-- start THE RECORDS --

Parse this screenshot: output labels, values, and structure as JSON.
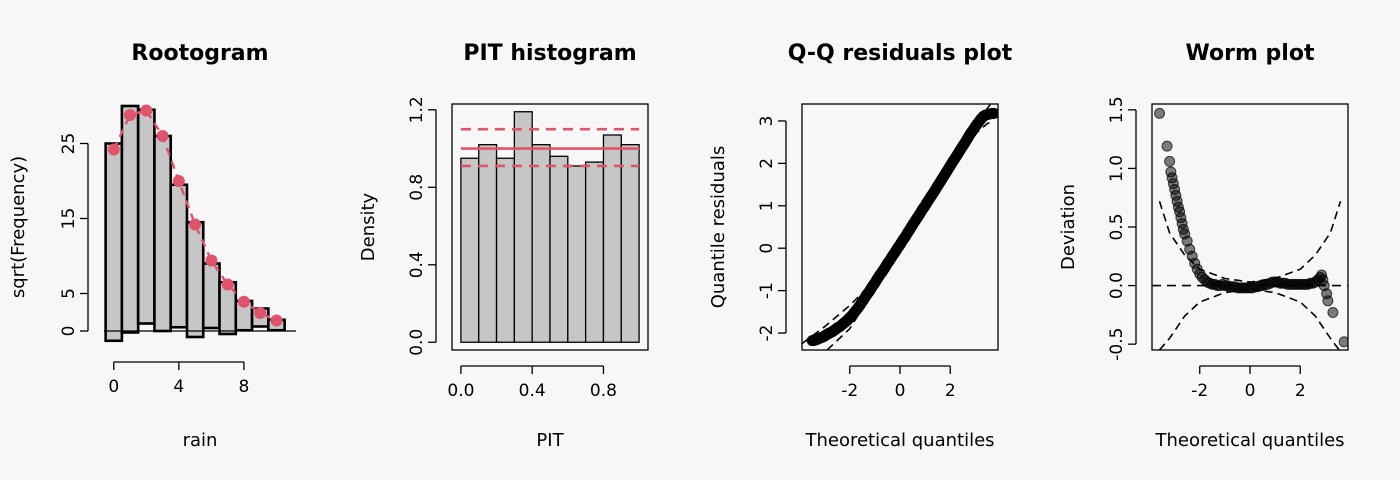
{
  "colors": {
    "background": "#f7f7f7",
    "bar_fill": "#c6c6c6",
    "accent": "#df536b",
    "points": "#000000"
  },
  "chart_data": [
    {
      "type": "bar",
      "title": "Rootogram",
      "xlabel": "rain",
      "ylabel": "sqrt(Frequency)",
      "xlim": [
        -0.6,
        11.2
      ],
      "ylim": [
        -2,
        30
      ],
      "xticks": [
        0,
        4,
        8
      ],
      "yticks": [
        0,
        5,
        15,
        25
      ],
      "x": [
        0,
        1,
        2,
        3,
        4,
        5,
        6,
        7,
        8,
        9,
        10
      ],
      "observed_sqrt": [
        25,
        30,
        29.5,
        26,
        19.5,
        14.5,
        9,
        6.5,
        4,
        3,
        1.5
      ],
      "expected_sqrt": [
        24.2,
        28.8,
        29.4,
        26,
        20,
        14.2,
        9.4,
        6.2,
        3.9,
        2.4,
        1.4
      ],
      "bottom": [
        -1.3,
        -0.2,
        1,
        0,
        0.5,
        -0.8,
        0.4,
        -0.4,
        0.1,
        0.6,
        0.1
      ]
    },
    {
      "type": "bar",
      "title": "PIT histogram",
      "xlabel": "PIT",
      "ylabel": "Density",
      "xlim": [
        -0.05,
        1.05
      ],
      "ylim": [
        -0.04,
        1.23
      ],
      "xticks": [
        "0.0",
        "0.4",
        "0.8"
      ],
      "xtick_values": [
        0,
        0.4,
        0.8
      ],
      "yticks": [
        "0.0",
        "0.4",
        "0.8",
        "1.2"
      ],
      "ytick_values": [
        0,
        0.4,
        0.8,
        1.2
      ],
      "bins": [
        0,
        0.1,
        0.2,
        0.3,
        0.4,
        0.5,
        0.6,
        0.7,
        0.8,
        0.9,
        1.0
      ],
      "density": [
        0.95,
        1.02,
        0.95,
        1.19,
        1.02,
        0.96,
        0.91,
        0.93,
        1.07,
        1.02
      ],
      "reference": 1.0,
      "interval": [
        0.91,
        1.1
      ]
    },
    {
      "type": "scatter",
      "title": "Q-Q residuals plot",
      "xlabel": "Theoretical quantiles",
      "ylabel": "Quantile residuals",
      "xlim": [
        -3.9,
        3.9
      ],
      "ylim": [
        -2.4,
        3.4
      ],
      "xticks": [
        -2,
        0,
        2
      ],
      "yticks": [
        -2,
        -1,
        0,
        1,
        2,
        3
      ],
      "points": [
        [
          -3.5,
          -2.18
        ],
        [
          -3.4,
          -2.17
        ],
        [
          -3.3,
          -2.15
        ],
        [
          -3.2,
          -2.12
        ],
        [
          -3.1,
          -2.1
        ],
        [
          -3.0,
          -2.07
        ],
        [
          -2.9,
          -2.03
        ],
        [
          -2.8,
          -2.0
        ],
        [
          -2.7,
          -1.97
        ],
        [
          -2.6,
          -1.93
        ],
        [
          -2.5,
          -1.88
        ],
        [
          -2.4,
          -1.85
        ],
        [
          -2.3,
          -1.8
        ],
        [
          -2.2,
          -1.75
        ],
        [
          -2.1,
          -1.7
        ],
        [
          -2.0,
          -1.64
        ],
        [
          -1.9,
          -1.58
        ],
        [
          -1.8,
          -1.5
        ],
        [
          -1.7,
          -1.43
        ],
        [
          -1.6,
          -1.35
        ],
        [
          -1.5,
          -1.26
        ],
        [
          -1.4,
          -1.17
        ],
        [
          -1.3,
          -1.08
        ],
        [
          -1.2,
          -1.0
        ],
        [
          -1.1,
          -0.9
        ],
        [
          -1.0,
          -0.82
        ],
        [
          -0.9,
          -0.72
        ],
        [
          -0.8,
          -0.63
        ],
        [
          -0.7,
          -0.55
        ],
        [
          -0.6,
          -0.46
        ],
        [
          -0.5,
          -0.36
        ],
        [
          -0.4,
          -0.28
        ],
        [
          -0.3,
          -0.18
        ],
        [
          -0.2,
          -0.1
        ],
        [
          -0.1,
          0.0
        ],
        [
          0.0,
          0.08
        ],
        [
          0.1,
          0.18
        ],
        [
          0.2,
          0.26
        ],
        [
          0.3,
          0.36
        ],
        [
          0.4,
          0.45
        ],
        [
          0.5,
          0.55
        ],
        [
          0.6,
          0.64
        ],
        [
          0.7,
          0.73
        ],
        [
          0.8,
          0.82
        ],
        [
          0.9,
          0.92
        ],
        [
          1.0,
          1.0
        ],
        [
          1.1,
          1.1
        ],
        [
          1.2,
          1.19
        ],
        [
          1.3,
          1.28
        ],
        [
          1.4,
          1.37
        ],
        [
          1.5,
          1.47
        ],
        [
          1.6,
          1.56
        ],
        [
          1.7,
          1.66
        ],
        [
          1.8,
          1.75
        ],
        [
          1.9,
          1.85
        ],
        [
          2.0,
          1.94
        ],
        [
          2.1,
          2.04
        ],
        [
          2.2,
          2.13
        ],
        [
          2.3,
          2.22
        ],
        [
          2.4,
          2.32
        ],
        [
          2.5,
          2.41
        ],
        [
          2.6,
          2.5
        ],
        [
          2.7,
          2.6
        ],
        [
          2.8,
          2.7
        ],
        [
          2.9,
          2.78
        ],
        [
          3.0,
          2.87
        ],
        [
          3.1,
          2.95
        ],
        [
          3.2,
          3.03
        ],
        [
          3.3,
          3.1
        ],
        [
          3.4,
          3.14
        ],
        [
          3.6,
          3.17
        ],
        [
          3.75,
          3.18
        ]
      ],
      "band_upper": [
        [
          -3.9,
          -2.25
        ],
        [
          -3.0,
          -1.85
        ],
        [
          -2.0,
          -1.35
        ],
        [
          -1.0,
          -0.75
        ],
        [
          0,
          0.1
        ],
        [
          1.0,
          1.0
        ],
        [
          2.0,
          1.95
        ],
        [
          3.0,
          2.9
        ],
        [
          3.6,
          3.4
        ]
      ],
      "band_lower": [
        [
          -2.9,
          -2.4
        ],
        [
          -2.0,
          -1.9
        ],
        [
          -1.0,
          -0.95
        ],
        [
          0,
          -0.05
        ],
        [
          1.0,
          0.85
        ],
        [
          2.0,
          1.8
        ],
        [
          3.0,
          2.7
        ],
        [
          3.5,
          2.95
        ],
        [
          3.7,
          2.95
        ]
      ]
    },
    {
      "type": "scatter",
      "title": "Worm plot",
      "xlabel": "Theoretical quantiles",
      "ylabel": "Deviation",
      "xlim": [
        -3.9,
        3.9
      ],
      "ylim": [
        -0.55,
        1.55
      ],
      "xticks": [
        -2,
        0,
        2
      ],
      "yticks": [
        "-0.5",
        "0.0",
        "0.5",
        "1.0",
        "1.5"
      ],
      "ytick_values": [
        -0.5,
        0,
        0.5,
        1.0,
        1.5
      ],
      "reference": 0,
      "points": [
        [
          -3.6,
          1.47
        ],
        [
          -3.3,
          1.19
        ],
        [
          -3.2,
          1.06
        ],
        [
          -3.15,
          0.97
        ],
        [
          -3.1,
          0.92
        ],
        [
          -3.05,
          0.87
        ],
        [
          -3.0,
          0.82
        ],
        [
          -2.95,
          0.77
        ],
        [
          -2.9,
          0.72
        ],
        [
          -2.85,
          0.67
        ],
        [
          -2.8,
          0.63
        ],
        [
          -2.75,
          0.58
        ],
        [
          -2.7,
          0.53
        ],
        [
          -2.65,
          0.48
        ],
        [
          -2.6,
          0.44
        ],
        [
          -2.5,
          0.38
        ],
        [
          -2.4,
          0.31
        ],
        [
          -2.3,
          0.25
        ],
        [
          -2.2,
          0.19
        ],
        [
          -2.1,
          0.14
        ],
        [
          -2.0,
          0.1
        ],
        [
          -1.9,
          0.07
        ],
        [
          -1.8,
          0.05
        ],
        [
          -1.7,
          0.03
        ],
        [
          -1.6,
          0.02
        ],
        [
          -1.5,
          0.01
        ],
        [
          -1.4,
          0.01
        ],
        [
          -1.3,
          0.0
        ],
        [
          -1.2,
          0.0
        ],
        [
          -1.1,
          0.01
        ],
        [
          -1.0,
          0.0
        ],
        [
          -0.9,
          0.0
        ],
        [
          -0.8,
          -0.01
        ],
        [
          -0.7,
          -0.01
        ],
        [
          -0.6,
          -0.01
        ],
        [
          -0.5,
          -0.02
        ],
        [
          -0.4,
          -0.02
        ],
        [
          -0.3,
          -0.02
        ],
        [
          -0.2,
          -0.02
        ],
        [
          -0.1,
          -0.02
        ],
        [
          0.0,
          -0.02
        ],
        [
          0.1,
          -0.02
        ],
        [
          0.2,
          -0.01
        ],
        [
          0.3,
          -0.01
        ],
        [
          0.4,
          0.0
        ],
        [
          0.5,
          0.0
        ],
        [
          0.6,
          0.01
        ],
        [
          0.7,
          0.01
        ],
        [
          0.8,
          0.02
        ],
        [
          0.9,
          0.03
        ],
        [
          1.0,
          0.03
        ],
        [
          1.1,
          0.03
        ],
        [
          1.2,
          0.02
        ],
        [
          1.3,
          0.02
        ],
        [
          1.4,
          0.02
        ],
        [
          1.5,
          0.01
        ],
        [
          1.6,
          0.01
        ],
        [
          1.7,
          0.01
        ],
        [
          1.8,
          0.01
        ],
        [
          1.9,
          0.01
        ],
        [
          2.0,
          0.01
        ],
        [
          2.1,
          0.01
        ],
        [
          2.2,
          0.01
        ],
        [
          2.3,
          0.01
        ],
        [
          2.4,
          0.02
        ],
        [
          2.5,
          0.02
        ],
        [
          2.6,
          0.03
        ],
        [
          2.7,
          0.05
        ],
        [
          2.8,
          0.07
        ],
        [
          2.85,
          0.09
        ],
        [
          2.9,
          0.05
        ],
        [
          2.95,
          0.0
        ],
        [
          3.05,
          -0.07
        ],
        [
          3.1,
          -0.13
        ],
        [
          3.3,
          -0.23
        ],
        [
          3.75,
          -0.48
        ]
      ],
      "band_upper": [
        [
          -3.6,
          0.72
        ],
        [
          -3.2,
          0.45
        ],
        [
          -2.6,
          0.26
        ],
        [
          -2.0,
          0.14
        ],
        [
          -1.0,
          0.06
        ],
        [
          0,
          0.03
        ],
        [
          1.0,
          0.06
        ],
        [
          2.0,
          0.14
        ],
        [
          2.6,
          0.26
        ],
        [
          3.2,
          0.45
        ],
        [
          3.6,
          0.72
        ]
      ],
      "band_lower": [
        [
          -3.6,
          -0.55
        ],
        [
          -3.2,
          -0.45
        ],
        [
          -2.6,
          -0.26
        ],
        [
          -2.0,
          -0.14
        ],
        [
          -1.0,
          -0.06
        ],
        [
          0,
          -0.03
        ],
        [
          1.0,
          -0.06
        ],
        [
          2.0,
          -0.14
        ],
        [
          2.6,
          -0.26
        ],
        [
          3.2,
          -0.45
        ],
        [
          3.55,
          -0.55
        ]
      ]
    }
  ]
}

-- end THE RECORDS --

WORK INSTRUCTIONS.
Return each line where "xlabel" shows up.

RESPONSE TO THIS EXERCISE.
      "xlabel": "rain",
      "xlabel": "PIT",
      "xlabel": "Theoretical quantiles",
      "xlabel": "Theoretical quantiles",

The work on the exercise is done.